EXERCISES TO COMPLETE.
**a)** According to the text on partition-level consumption, what range of numbers can the parts argument take?
**b)** For each statement, decide whether it agrees with the text on partition-level consumption. Answer yes or no and quote the deciding words. (i) The partition field equals ROWTIME in ksqlDB. (ii) In the offsets map, the key is the partition value and the value is event.offset. (iii) The since argument uses event.date_created as its key.

START EXCERPT TO READ

We need to introduce partition level consumption to allow data re-users parallelized consumption of streams, that will allow more efficient scaling.
Acceptance criteria
Ability to consume and resume consumption by partition in Realtime API.
To-Do
- Schema updates
- date_published - equals to ROWTIME in ksqlDB
- offset - equals to ksqlDB ROWOFFSET
- partition - equals ROWPARTITION in ksqlDB
{ "name": "Albert Einstein", ..., "event": { "identifier": "a9f6d391-c216-48d6-986b-d4763f077fbd", "type": "update", "date_created": "2021-08-31T04:51:39Z", "date_published": "2021-08-31T04:52:39Z", "offset": 223123, "partition": 100 } }
- query that will be supported with following arguments:
- parts - number from 0 to 9, representing the number of parallel connections can be made per query
- offsets - simple map that will show the latest consumed offset and map it to partition (map[int]int - where the key is partition value collected from event.partition field and the value is event.offset)
- since - similar to offsets, but the key will be event.date_published instead
curl -X 'POST' \ 'https://realtime.enterprise.wikimedia.com/v2/articles' \ -H 'accept: text/event-stream' \ -H 'Content-Type: application/json' \ -d '{ "parts": [0, 1, 2, 3, 4, 5, 6, 7, 8, 9], "offsets": { "55": 200, "48": 1232 }, "since": { "55": 123123123123123, "88": 123123213213211 }, "fields": [ "name", "identifier" ], "filters": [ { "field": "in_language.identifier", "value": "en" } ] }'
Notes
Here’s an example of the query that’s going to extract the data described above from the stream:
SELECT NAME, ROWTIME, ROWPARTITION, ROWOFFSET FROM rlt_articles_str WHERE ROWPARTITION in (0, 1) and case when ROWPARTITION = 0 then ROWOFFSET >= 2135270 else ROWOFFSET >= 2117757 end EMIT CHANGES LIMIT 10000;
The query described will start consuming from the offset provided in the query, also going to split the offsets by partition.

END EXCERPT TO READ
START EXTRACTED DATA

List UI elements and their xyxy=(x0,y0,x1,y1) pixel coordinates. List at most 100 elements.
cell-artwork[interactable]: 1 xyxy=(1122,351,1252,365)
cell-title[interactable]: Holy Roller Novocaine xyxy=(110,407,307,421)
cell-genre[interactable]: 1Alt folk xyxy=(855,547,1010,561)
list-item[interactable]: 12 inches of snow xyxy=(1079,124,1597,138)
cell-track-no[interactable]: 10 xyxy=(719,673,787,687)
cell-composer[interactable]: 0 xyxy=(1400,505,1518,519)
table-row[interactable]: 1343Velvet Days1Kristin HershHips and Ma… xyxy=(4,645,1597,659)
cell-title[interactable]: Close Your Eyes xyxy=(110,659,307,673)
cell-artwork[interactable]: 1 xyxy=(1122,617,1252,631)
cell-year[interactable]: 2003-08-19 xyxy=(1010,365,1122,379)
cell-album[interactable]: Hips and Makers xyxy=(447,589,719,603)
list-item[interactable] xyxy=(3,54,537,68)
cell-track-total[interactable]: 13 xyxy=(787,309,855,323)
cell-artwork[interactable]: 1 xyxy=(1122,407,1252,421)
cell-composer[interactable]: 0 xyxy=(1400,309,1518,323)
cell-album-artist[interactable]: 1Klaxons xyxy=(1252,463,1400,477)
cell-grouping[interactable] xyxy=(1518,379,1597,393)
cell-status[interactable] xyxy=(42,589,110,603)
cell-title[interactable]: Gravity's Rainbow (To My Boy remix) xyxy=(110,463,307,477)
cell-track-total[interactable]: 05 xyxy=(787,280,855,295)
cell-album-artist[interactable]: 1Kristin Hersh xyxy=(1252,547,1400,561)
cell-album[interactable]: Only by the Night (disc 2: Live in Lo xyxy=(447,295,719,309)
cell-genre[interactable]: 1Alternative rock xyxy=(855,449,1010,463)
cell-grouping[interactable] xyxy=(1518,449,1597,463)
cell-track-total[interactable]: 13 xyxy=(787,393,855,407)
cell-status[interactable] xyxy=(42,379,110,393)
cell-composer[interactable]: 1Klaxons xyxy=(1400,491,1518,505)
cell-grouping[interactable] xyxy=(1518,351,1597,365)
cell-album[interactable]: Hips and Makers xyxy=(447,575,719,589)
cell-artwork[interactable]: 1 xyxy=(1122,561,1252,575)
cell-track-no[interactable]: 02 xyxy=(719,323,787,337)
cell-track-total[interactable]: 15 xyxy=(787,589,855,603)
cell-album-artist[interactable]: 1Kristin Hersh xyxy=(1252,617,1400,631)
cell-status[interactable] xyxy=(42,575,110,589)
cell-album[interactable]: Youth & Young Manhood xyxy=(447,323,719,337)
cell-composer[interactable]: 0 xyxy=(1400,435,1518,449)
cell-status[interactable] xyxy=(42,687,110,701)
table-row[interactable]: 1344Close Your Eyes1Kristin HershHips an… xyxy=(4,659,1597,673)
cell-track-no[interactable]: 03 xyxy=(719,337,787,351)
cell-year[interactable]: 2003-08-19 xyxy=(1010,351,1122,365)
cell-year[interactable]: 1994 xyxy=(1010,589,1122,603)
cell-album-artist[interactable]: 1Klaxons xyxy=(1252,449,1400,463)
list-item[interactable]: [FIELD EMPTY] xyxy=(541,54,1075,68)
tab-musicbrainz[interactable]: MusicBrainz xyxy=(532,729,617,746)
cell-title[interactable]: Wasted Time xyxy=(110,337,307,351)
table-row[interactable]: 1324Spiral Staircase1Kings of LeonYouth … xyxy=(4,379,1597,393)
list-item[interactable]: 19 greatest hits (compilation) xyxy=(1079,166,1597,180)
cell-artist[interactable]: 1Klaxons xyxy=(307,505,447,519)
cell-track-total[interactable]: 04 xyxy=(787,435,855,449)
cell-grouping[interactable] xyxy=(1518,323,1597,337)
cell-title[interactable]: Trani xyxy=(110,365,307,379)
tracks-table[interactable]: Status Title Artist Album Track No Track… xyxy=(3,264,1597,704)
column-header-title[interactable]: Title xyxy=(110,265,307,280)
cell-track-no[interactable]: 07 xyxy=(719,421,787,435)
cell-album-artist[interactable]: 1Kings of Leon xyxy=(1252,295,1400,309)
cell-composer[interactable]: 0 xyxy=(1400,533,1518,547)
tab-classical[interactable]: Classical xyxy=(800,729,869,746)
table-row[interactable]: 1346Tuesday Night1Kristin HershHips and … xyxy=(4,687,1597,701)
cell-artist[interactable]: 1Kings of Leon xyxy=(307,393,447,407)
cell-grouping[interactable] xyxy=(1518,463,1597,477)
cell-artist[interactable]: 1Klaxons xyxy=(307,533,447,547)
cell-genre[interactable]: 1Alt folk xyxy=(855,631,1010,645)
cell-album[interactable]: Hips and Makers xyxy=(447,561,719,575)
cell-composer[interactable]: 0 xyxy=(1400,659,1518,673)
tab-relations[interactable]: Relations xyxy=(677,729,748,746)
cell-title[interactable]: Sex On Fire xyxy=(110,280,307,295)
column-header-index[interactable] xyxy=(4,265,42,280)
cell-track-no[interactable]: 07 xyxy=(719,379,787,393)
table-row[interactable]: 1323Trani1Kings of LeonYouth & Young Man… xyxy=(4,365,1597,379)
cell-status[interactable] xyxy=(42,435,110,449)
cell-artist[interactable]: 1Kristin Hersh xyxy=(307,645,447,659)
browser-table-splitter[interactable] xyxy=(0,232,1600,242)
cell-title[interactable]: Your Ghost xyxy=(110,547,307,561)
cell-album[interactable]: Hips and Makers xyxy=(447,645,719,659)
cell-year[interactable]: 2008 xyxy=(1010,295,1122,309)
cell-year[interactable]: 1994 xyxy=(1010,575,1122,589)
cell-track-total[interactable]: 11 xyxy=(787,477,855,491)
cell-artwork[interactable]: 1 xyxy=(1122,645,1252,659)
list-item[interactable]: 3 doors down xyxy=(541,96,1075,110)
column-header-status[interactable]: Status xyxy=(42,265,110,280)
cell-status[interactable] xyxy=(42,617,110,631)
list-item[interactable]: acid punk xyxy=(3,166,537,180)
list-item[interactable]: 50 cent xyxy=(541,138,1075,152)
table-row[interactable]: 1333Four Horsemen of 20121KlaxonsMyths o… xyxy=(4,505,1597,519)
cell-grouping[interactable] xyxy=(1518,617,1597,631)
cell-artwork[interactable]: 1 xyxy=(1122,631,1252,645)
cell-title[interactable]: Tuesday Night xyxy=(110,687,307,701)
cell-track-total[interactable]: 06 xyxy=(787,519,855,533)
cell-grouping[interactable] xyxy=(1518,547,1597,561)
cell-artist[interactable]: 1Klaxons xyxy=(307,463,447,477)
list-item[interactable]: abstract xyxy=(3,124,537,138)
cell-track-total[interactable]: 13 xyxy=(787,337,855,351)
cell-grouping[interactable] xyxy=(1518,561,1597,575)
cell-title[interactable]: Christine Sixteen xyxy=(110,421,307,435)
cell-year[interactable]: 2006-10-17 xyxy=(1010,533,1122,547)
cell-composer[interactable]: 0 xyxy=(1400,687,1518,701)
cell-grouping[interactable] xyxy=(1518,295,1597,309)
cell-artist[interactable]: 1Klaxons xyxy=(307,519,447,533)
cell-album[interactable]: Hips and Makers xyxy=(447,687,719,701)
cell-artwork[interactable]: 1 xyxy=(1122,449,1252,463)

END EXTRACTED DATA

WRITTEN RESPONSES.
**a)** A number from 0 to 9.

**b)**
(i) No: "partition - equals ROWPARTITION in ksqlDB"
(ii) Yes: "where the key is partition value collected from event.partition field and the value is event.offset"
(iii) No: "the key will be event.date_published instead"